### WHAT TO PRODUCE
Your answer is a single number: the count of lines that contain the string "underground".

### RECORD LIST

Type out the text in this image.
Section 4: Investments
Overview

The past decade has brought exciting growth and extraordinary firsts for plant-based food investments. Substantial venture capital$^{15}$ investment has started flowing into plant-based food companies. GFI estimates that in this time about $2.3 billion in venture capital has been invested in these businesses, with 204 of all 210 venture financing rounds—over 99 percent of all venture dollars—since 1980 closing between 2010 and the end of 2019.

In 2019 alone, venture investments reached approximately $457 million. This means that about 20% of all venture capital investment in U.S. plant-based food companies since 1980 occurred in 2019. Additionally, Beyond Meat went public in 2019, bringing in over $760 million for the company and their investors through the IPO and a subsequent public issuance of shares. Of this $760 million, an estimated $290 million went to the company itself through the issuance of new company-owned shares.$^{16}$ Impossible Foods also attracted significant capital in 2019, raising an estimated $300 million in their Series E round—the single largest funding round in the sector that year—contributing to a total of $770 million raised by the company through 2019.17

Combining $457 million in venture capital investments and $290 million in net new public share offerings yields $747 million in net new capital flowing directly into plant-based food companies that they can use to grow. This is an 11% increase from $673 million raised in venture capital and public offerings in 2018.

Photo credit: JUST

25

---

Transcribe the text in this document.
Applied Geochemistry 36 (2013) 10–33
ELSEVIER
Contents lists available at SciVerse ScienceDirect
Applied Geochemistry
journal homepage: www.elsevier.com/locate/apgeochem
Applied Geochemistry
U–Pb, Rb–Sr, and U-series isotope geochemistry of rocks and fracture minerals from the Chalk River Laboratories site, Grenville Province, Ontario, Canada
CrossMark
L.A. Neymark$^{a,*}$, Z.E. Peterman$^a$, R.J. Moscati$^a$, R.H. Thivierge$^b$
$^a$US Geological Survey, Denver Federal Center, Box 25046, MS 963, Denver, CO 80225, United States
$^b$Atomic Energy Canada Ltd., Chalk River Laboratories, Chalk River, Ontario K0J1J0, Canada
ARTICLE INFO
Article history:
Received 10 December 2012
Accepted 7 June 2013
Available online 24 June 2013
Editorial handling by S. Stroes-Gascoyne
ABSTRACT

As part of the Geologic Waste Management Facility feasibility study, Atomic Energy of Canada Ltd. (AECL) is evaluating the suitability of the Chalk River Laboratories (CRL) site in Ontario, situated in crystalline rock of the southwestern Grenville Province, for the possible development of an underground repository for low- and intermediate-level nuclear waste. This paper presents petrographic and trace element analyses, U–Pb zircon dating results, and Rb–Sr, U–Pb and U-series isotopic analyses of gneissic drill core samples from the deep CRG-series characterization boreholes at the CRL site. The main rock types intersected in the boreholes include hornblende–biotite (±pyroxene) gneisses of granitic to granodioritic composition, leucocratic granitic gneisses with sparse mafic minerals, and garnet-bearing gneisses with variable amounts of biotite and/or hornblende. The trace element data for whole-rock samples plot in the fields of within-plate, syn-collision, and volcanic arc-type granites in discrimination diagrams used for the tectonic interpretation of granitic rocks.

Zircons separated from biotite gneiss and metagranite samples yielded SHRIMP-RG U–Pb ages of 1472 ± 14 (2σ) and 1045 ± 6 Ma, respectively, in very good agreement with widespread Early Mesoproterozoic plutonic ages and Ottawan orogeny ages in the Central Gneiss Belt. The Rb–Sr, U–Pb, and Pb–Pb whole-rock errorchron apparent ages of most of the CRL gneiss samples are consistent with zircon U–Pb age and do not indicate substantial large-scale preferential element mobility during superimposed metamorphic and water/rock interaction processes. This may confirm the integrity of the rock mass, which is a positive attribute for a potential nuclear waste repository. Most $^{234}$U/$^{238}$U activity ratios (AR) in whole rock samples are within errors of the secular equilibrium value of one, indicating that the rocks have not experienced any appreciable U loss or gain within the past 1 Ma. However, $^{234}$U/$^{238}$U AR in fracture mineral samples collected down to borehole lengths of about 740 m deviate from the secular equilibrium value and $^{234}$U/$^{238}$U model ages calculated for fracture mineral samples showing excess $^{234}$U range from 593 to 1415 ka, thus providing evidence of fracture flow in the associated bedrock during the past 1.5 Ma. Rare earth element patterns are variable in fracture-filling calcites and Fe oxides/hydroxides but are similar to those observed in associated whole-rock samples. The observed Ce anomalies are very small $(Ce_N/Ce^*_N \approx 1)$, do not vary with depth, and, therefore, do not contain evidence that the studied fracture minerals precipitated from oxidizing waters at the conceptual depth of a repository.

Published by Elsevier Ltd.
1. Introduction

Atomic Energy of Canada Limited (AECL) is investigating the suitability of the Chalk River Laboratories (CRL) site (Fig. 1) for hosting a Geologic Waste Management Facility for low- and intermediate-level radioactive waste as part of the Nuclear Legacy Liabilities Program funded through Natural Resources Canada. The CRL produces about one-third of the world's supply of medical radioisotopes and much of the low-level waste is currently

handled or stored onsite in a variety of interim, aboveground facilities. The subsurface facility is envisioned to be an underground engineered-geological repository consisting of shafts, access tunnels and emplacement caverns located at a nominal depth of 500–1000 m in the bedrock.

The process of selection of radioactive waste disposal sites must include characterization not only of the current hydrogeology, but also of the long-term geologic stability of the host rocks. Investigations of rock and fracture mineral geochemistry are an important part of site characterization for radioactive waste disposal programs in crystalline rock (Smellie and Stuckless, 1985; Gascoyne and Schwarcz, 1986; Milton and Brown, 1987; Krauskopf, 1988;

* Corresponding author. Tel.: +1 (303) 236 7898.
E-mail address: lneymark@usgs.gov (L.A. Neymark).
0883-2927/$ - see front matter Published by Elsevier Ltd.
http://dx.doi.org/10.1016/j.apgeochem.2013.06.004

* * *

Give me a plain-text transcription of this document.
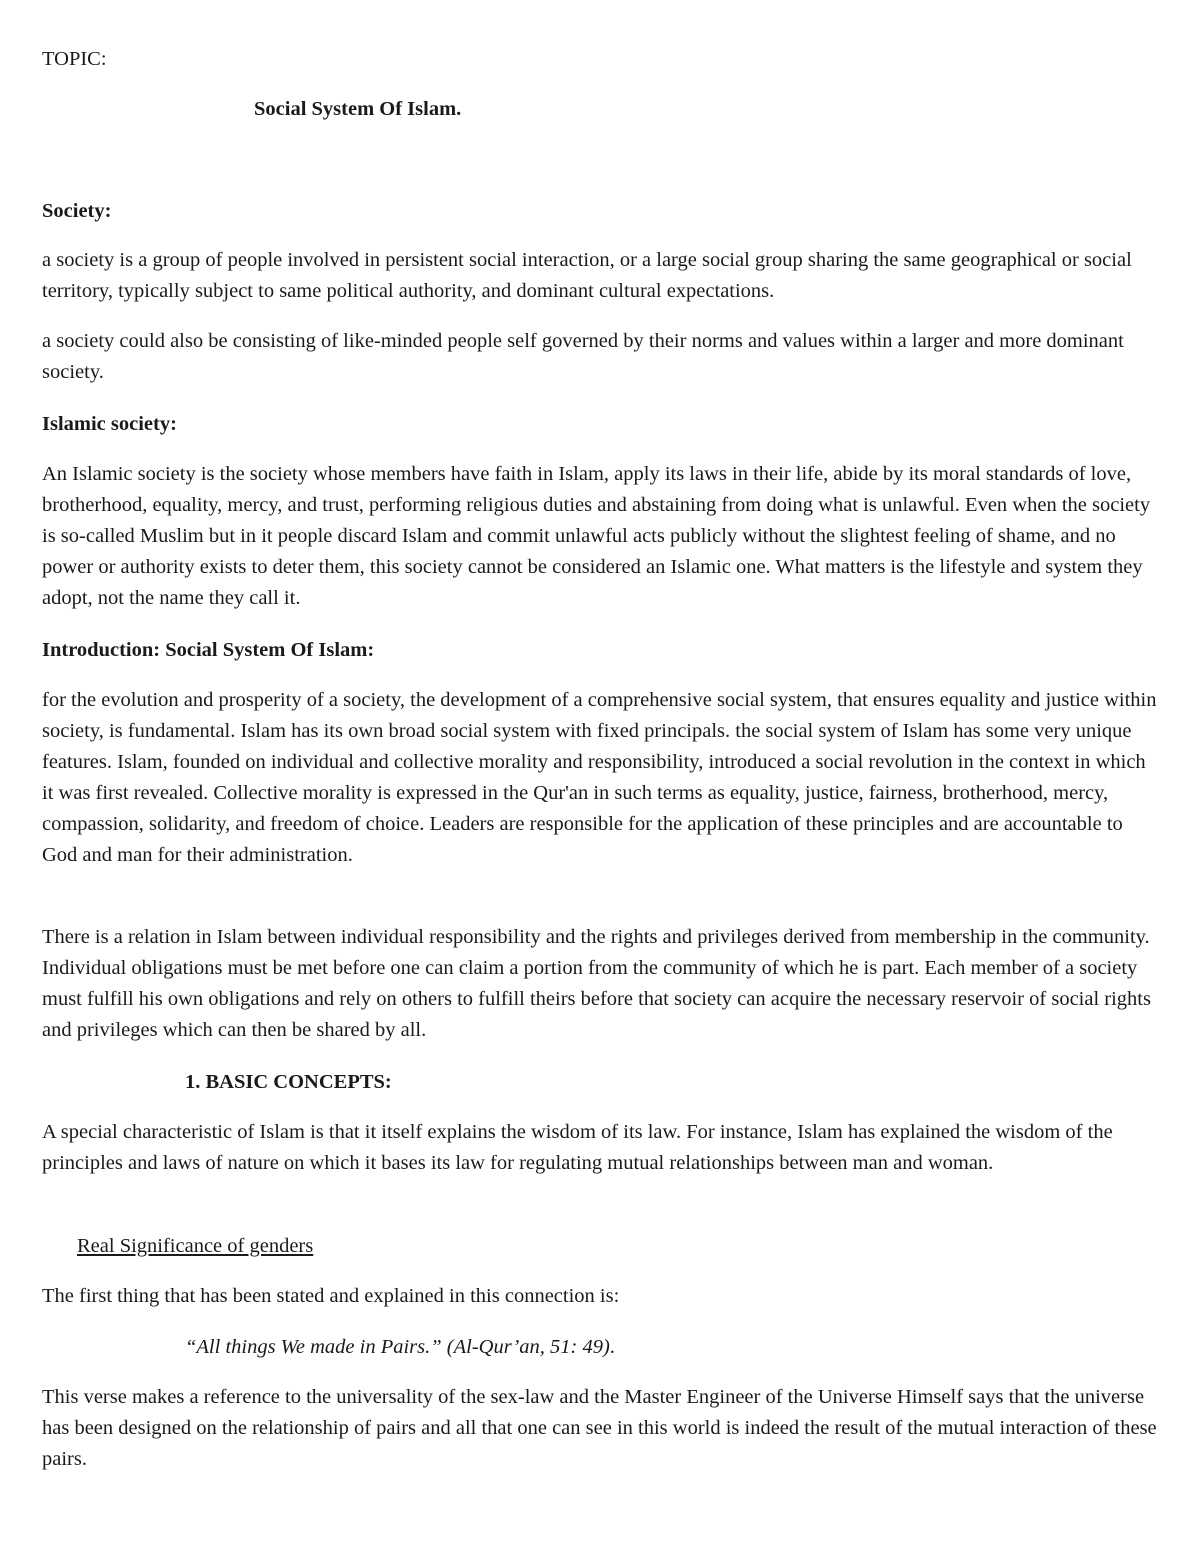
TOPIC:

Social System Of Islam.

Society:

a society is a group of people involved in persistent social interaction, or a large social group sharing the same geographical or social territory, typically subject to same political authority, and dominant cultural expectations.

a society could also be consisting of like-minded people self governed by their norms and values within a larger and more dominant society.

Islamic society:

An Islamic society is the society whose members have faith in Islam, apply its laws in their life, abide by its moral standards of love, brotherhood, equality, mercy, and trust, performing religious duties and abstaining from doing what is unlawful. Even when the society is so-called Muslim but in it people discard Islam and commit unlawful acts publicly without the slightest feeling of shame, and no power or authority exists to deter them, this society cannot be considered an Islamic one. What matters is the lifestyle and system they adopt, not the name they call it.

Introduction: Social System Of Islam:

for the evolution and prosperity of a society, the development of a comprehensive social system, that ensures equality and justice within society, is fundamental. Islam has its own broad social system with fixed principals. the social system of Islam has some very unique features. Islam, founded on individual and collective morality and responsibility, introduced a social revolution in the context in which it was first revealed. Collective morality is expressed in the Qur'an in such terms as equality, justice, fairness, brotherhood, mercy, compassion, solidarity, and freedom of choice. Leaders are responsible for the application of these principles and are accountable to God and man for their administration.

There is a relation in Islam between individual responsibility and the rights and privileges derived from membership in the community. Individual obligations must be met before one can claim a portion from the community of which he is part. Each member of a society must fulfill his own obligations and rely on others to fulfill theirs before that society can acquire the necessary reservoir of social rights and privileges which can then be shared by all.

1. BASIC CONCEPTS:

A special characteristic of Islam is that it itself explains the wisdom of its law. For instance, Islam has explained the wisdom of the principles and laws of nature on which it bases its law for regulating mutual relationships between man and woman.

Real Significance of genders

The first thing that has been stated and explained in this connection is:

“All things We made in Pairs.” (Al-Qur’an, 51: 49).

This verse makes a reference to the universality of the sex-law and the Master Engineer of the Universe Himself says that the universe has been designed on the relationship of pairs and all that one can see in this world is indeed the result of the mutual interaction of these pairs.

### FULL ANSWER
2